Entries from a visual dataset:
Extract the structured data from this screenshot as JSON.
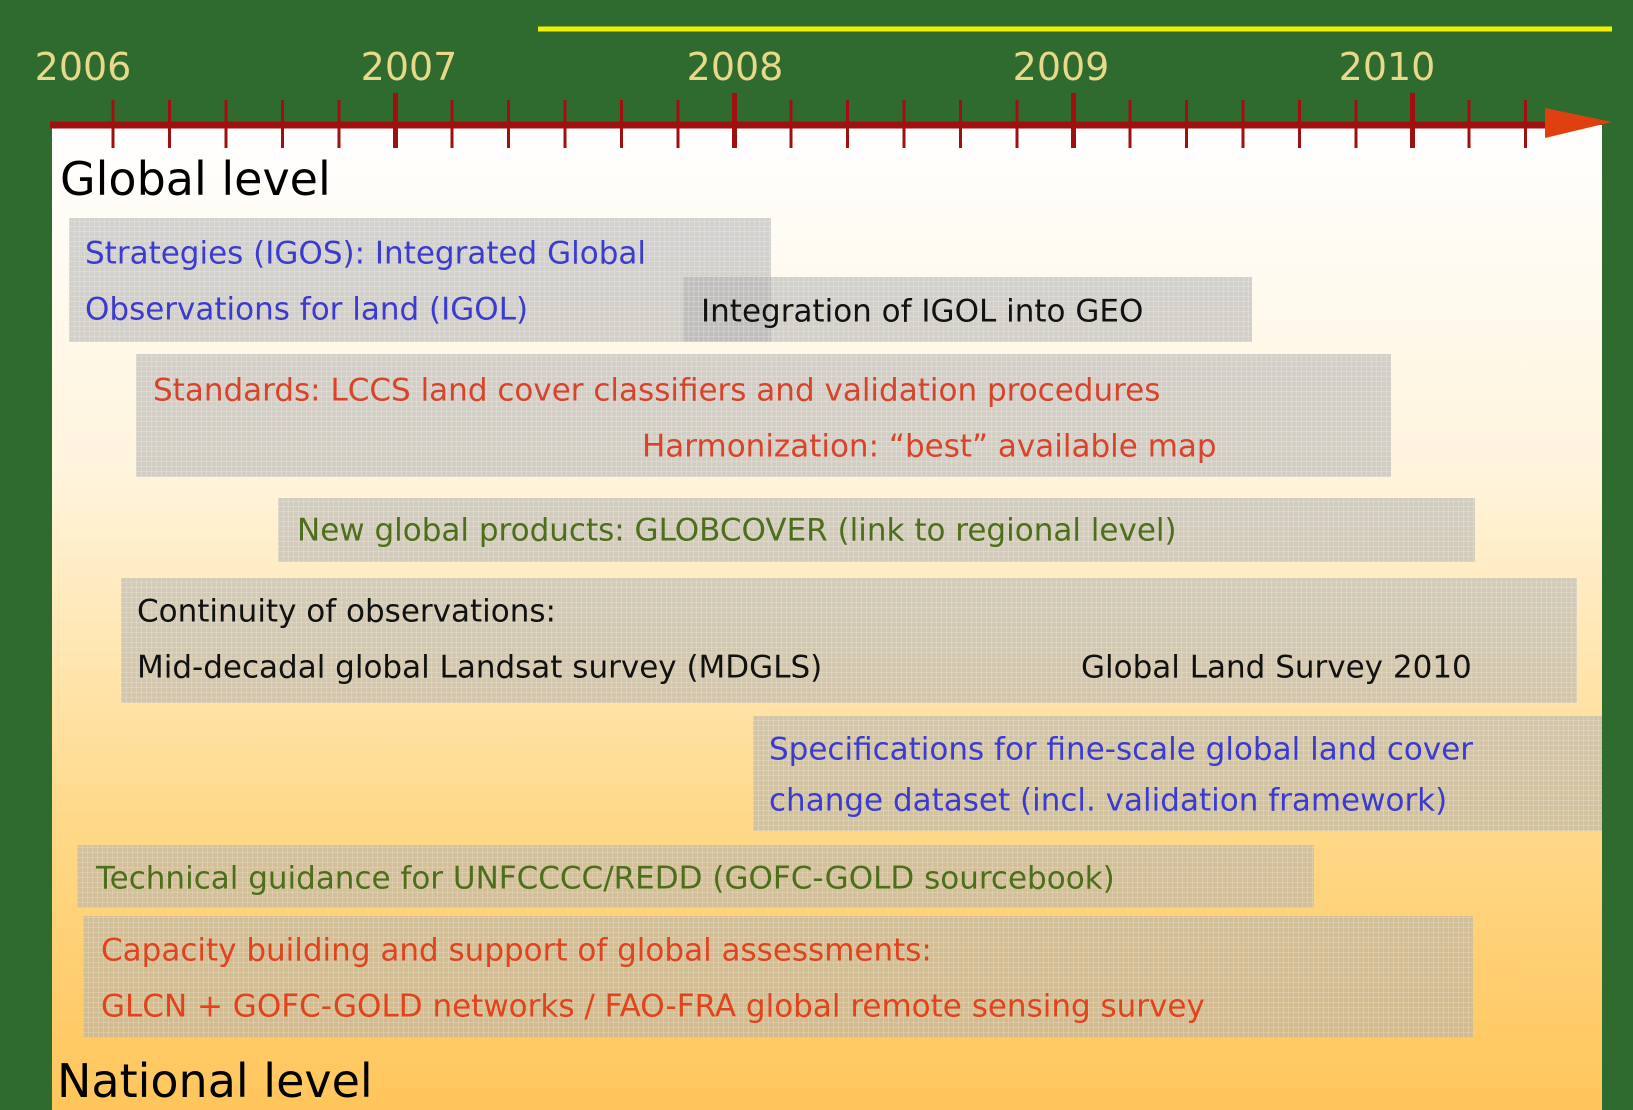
{
  "timeline": {
    "years": [
      "2006",
      "2007",
      "2008",
      "2009",
      "2010"
    ]
  },
  "sections": [
    "Global level",
    "National level"
  ],
  "items": [
    {
      "lines": [
        "Strategies (IGOS): Integrated Global",
        "Observations for land (IGOL)"
      ]
    },
    {
      "lines": [
        "Integration of IGOL into GEO"
      ]
    },
    {
      "lines": [
        "Standards: LCCS land cover classifiers and validation procedures",
        "Harmonization: “best” available map"
      ]
    },
    {
      "lines": [
        "New global products: GLOBCOVER (link to regional level)"
      ]
    },
    {
      "lines": [
        "Continuity of observations:",
        "Mid-decadal global Landsat survey (MDGLS)",
        "Global Land Survey 2010"
      ]
    },
    {
      "lines": [
        "Specifications for fine-scale global land cover",
        "change dataset (incl. validation framework)"
      ]
    },
    {
      "lines": [
        "Technical guidance for UNFCCCC/REDD (GOFC-GOLD sourcebook)"
      ]
    },
    {
      "lines": [
        "Capacity building and support of global assessments:",
        "GLCN + GOFC-GOLD networks / FAO-FRA global remote sensing survey"
      ]
    }
  ]
}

STATED PROBLEM: Reproduce all of the material exactly, apart from the pictures.

TASK ANSWER:
Extract the structured data from this screenshot as JSON.
{
  "timeline": {
    "years": [
      "2006",
      "2007",
      "2008",
      "2009",
      "2010"
    ]
  },
  "sections": [
    "Global level",
    "National level"
  ],
  "items": [
    {
      "lines": [
        "Strategies (IGOS): Integrated Global",
        "Observations for land (IGOL)"
      ]
    },
    {
      "lines": [
        "Integration of IGOL into GEO"
      ]
    },
    {
      "lines": [
        "Standards: LCCS land cover classifiers and validation procedures",
        "Harmonization: “best” available map"
      ]
    },
    {
      "lines": [
        "New global products: GLOBCOVER (link to regional level)"
      ]
    },
    {
      "lines": [
        "Continuity of observations:",
        "Mid-decadal global Landsat survey (MDGLS)",
        "Global Land Survey 2010"
      ]
    },
    {
      "lines": [
        "Specifications for fine-scale global land cover",
        "change dataset (incl. validation framework)"
      ]
    },
    {
      "lines": [
        "Technical guidance for UNFCCCC/REDD (GOFC-GOLD sourcebook)"
      ]
    },
    {
      "lines": [
        "Capacity building and support of global assessments:",
        "GLCN + GOFC-GOLD networks / FAO-FRA global remote sensing survey"
      ]
    }
  ]
}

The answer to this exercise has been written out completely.